▸ EXERCISE DETAILS
Check every line below for the word "Eastern" and show those that hold it.

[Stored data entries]

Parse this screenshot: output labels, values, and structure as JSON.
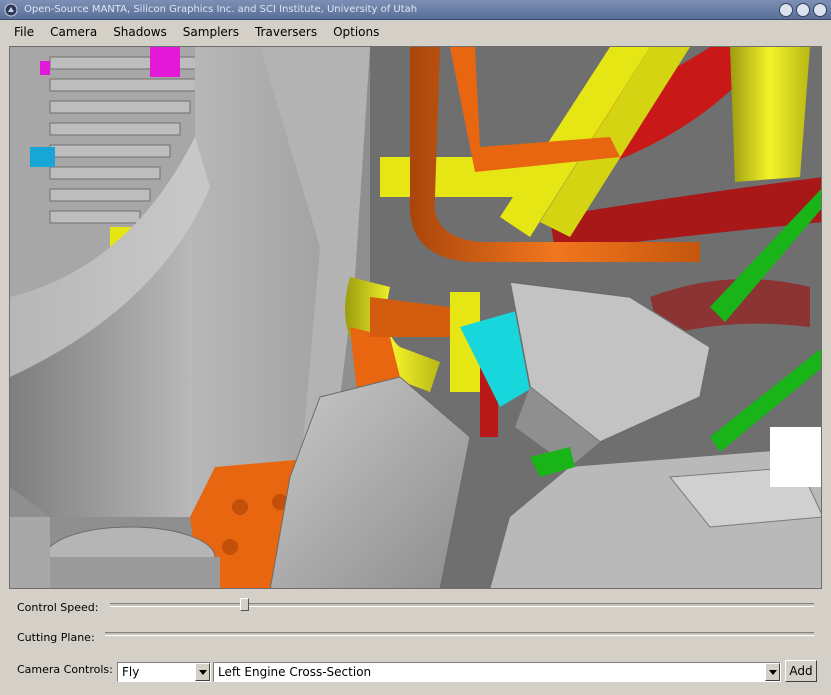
{
  "window": {
    "title": "Open-Source MANTA, Silicon Graphics Inc. and SCI Institute, University of Utah"
  },
  "menu": [
    "File",
    "Camera",
    "Shadows",
    "Samplers",
    "Traversers",
    "Options"
  ],
  "controls": {
    "control_speed_label": "Control Speed:",
    "control_speed_value": 0.19,
    "cutting_plane_label": "Cutting Plane:",
    "camera_controls_label": "Camera Controls:",
    "camera_mode": "Fly",
    "camera_bookmark": "Left Engine Cross-Section",
    "add_label": "Add"
  },
  "colors": {
    "title_bar": "#5a6f98",
    "background": "#d4d0c8",
    "orange": "#e8660f",
    "yellow": "#e6e615",
    "red": "#c81818",
    "green": "#18b418",
    "cyan": "#17d6dc",
    "magenta": "#e21ad8",
    "gray": "#b5b5b5"
  }
}
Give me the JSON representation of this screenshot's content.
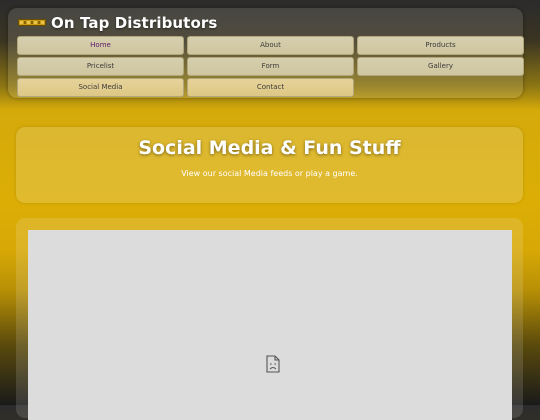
{
  "header": {
    "title": "On Tap Distributors",
    "logo_icon": "brand-logo-icon"
  },
  "nav": {
    "items": [
      {
        "label": "Home",
        "active": true
      },
      {
        "label": "About"
      },
      {
        "label": "Products"
      },
      {
        "label": "Pricelist"
      },
      {
        "label": "Form"
      },
      {
        "label": "Gallery"
      },
      {
        "label": "Social Media"
      },
      {
        "label": "Contact"
      }
    ]
  },
  "hero": {
    "title": "Social Media & Fun Stuff",
    "subtitle": "View our social Media feeds or play a game."
  },
  "embed": {
    "icon": "broken-frame-icon"
  },
  "colors": {
    "accent": "#dcae05",
    "nav_button": "#d6cfae",
    "frame_bg": "#dcdcdc"
  }
}
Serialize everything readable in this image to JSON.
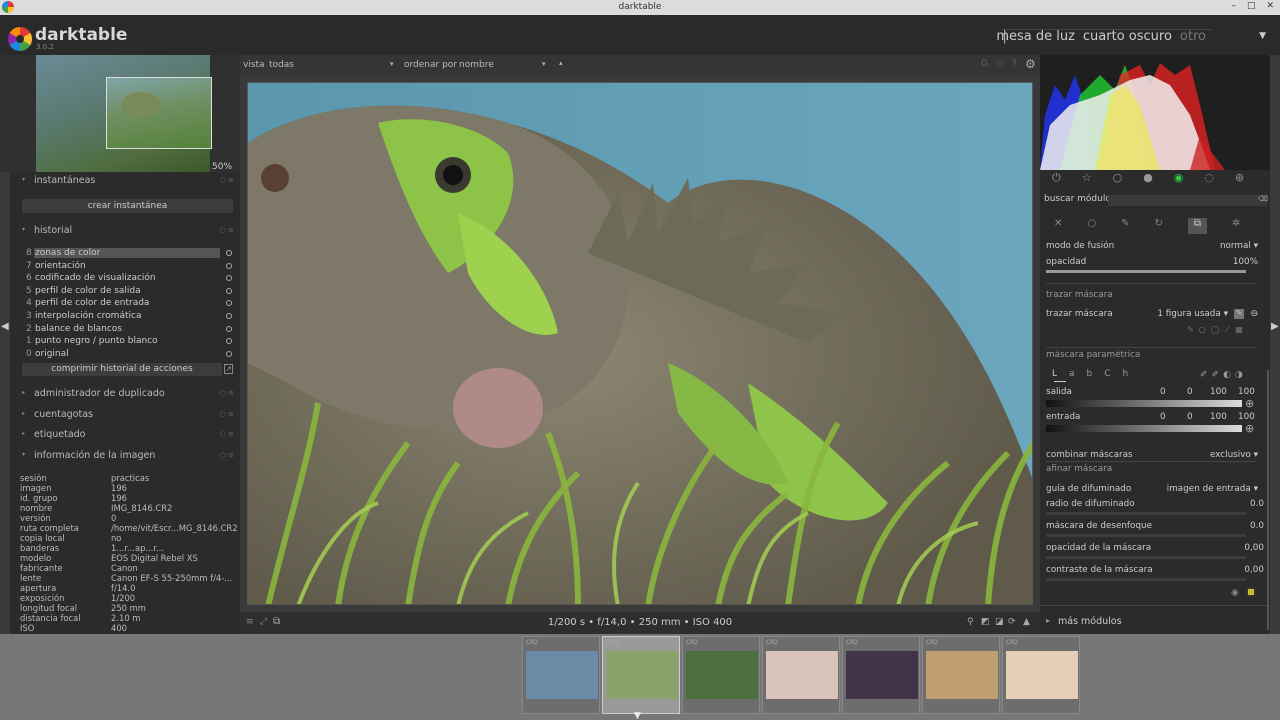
{
  "window": {
    "title": "darktable"
  },
  "app": {
    "name": "darktable",
    "version": "3.0.2"
  },
  "views": {
    "items": [
      "mesa de luz",
      "cuarto oscuro",
      "otro"
    ],
    "separator": "|"
  },
  "navigation": {
    "zoom": "50%"
  },
  "left": {
    "snapshots": {
      "title": "instantáneas",
      "button": "crear instantánea"
    },
    "history": {
      "title": "historial",
      "items": [
        {
          "n": "8",
          "label": "zonas de color"
        },
        {
          "n": "7",
          "label": "orientación"
        },
        {
          "n": "6",
          "label": "codificado de visualización"
        },
        {
          "n": "5",
          "label": "perfil de color de salida"
        },
        {
          "n": "4",
          "label": "perfil de color de entrada"
        },
        {
          "n": "3",
          "label": "interpolación cromática"
        },
        {
          "n": "2",
          "label": "balance de blancos"
        },
        {
          "n": "1",
          "label": "punto negro / punto blanco"
        },
        {
          "n": "0",
          "label": "original"
        }
      ],
      "compress": "comprimir historial de acciones"
    },
    "duplicates": "administrador de duplicado",
    "colorpicker": "cuentagotas",
    "tagging": "etiquetado",
    "imageinfo": {
      "title": "información de la imagen",
      "rows": [
        {
          "k": "sesión",
          "v": "practicas"
        },
        {
          "k": "imagen",
          "v": "196"
        },
        {
          "k": "id. grupo",
          "v": "196"
        },
        {
          "k": "nombre",
          "v": "IMG_8146.CR2"
        },
        {
          "k": "versión",
          "v": "0"
        },
        {
          "k": "ruta completa",
          "v": "/home/vit/Escr...MG_8146.CR2"
        },
        {
          "k": "copia local",
          "v": "no"
        },
        {
          "k": "banderas",
          "v": "1...r...ap...r..."
        },
        {
          "k": "modelo",
          "v": "EOS Digital Rebel XS"
        },
        {
          "k": "fabricante",
          "v": "Canon"
        },
        {
          "k": "lente",
          "v": "Canon EF-S 55-250mm f/4-..."
        },
        {
          "k": "apertura",
          "v": "f/14.0"
        },
        {
          "k": "exposición",
          "v": "1/200"
        },
        {
          "k": "longitud focal",
          "v": "250 mm"
        },
        {
          "k": "distancia focal",
          "v": "2.10 m"
        },
        {
          "k": "ISO",
          "v": "400"
        }
      ]
    }
  },
  "center": {
    "filter": {
      "vista_label": "vista",
      "vista_value": "todas",
      "sort_label": "ordenar por",
      "sort_value": "nombre"
    },
    "exif_line": "1/200 s • f/14,0 • 250 mm • ISO 400"
  },
  "right": {
    "search_label": "buscar módulo",
    "blend": {
      "mode_label": "modo de fusión",
      "mode_value": "normal",
      "opacity_label": "opacidad",
      "opacity_value": "100%",
      "opacity_fraction": 1.0
    },
    "drawn": {
      "section": "trazar máscara",
      "label": "trazar máscara",
      "value": "1 figura usada"
    },
    "parametric": {
      "section": "máscara paramétrica",
      "channels": [
        "L",
        "a",
        "b",
        "C",
        "h"
      ],
      "output": {
        "label": "salida",
        "values": [
          "0",
          "0",
          "100",
          "100"
        ]
      },
      "input": {
        "label": "entrada",
        "values": [
          "0",
          "0",
          "100",
          "100"
        ]
      }
    },
    "combine": {
      "label": "combinar máscaras",
      "value": "exclusivo"
    },
    "refine": {
      "section": "afinar máscara",
      "guide": {
        "label": "guía de difuminado",
        "value": "imagen de entrada"
      },
      "rows": [
        {
          "label": "radio de difuminado",
          "value": "0.0"
        },
        {
          "label": "máscara de desenfoque",
          "value": "0.0"
        },
        {
          "label": "opacidad de la máscara",
          "value": "0,00"
        },
        {
          "label": "contraste de la máscara",
          "value": "0,00"
        }
      ]
    },
    "more_modules": "más módulos"
  },
  "filmstrip": {
    "label": "CR2",
    "count": 7,
    "selected_index": 1,
    "colors": [
      "#6b8aa5",
      "#8aa36a",
      "#4c7040",
      "#d8c4b8",
      "#403548",
      "#c0a070",
      "#e2cfb6"
    ]
  }
}
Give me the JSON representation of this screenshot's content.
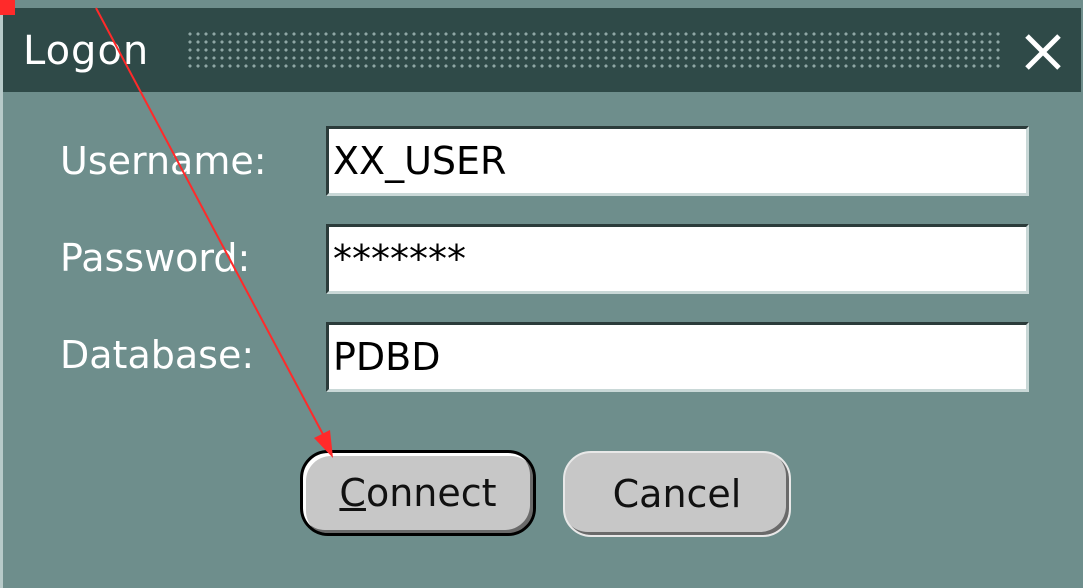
{
  "window": {
    "title": "Logon",
    "close_glyph": "✕"
  },
  "form": {
    "username_label": "Username:",
    "username_value": "XX_USER",
    "password_label": "Password:",
    "password_value": "*******",
    "database_label": "Database:",
    "database_value": "PDBD"
  },
  "buttons": {
    "connect_mnemonic": "C",
    "connect_rest": "onnect",
    "cancel_label": "Cancel"
  },
  "colors": {
    "dialog_bg": "#6e8e8c",
    "titlebar_bg": "#2f4a48",
    "button_bg": "#c7c7c7",
    "annotation": "#ff2a2a"
  },
  "icons": {
    "close": "close-icon"
  }
}
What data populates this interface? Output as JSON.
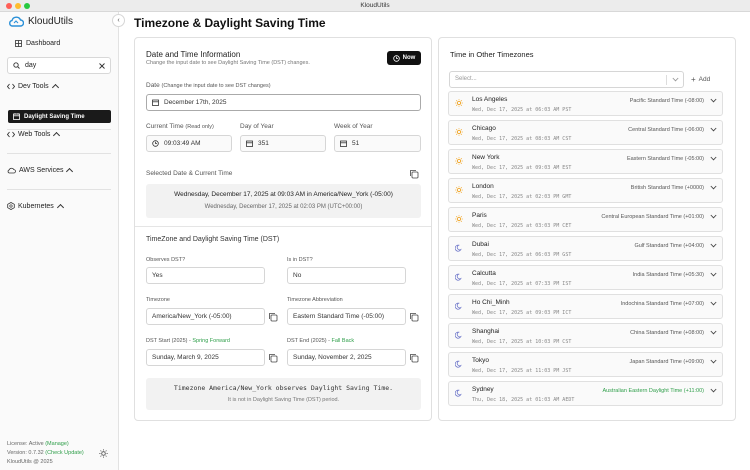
{
  "window": {
    "title": "KloudUtils"
  },
  "sidebar": {
    "app_name": "KloudUtils",
    "dashboard": "Dashboard",
    "search_value": "day",
    "groups": {
      "dev_tools": "Dev Tools",
      "active_item": "Daylight Saving Time",
      "web_tools": "Web Tools",
      "aws_services": "AWS Services",
      "kubernetes": "Kubernetes"
    },
    "footer": {
      "license": "License: Active",
      "manage": "(Manage)",
      "version": "Version: 0.7.32",
      "check_update": "(Check Update)",
      "copyright": "KloudUtils @ 2025"
    }
  },
  "main": {
    "title": "Timezone & Daylight Saving Time",
    "info": {
      "heading": "Date and Time Information",
      "subtext": "Change the input date to see Daylight Saving Time (DST) changes.",
      "now_button": "Now",
      "date_label": "Date",
      "date_hint": "(Change the input date to see DST changes)",
      "date_value": "December 17th, 2025",
      "current_time_label": "Current Time",
      "current_time_hint": "(Read only)",
      "current_time_value": "09:03:49 AM",
      "day_of_year_label": "Day of Year",
      "day_of_year_value": "351",
      "week_of_year_label": "Week of Year",
      "week_of_year_value": "51",
      "selected_label": "Selected Date & Current Time",
      "selected_line1": "Wednesday, December 17, 2025 at 09:03 AM in America/New_York (-05:00)",
      "selected_line2": "Wednesday, December 17, 2025 at 02:03 PM (UTC+00:00)"
    },
    "dst": {
      "heading": "TimeZone and Daylight Saving Time (DST)",
      "observes_label": "Observes DST?",
      "observes_value": "Yes",
      "is_in_label": "Is in DST?",
      "is_in_value": "No",
      "timezone_label": "Timezone",
      "timezone_value": "America/New_York (-05:00)",
      "abbrev_label": "Timezone Abbreviation",
      "abbrev_value": "Eastern Standard Time (-05:00)",
      "start_label": "DST Start (2025) -",
      "start_tag": "Spring Forward",
      "start_value": "Sunday, March 9, 2025",
      "end_label": "DST End (2025) -",
      "end_tag": "Fall Back",
      "end_value": "Sunday, November 2, 2025",
      "summary1": "Timezone America/New_York observes Daylight Saving Time.",
      "summary2": "It is not in Daylight Saving Time (DST) period."
    }
  },
  "other": {
    "heading": "Time in Other Timezones",
    "select_placeholder": "Select...",
    "add_label": "Add",
    "zones": [
      {
        "city": "Los Angeles",
        "time": "Wed, Dec 17, 2025 at 06:03 AM PST",
        "std": "Pacific Standard Time (-08:00)",
        "icon": "sun-icon"
      },
      {
        "city": "Chicago",
        "time": "Wed, Dec 17, 2025 at 08:03 AM CST",
        "std": "Central Standard Time (-06:00)",
        "icon": "sun-icon"
      },
      {
        "city": "New York",
        "time": "Wed, Dec 17, 2025 at 09:03 AM EST",
        "std": "Eastern Standard Time (-05:00)",
        "icon": "sun-icon"
      },
      {
        "city": "London",
        "time": "Wed, Dec 17, 2025 at 02:03 PM GMT",
        "std": "British Standard Time (+0000)",
        "icon": "sun-icon"
      },
      {
        "city": "Paris",
        "time": "Wed, Dec 17, 2025 at 03:03 PM CET",
        "std": "Central European Standard Time (+01:00)",
        "icon": "sun-icon"
      },
      {
        "city": "Dubai",
        "time": "Wed, Dec 17, 2025 at 06:03 PM GST",
        "std": "Gulf Standard Time (+04:00)",
        "icon": "moon-icon"
      },
      {
        "city": "Calcutta",
        "time": "Wed, Dec 17, 2025 at 07:33 PM IST",
        "std": "India Standard Time (+05:30)",
        "icon": "moon-icon"
      },
      {
        "city": "Ho Chi_Minh",
        "time": "Wed, Dec 17, 2025 at 09:03 PM ICT",
        "std": "Indochina Standard Time (+07:00)",
        "icon": "moon-icon"
      },
      {
        "city": "Shanghai",
        "time": "Wed, Dec 17, 2025 at 10:03 PM CST",
        "std": "China Standard Time (+08:00)",
        "icon": "moon-icon"
      },
      {
        "city": "Tokyo",
        "time": "Wed, Dec 17, 2025 at 11:03 PM JST",
        "std": "Japan Standard Time (+09:00)",
        "icon": "moon-icon"
      },
      {
        "city": "Sydney",
        "time": "Thu, Dec 18, 2025 at 01:03 AM AEDT",
        "std": "Australian Eastern Daylight Time (+11:00)",
        "icon": "moon-icon",
        "std_green": true
      }
    ]
  },
  "colors": {
    "accent_green": "#2e9e49",
    "active_bg": "#1a1a1a",
    "sun": "#f0a11a",
    "moon": "#6b74c9"
  }
}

▸ COMPLETED EXERCISE
      "abbrev_value": "Eastern Standard Time (-05:00)",
        "std": "Eastern Standard Time (-05:00)",
        "std": "Australian Eastern Daylight Time (+11:00)",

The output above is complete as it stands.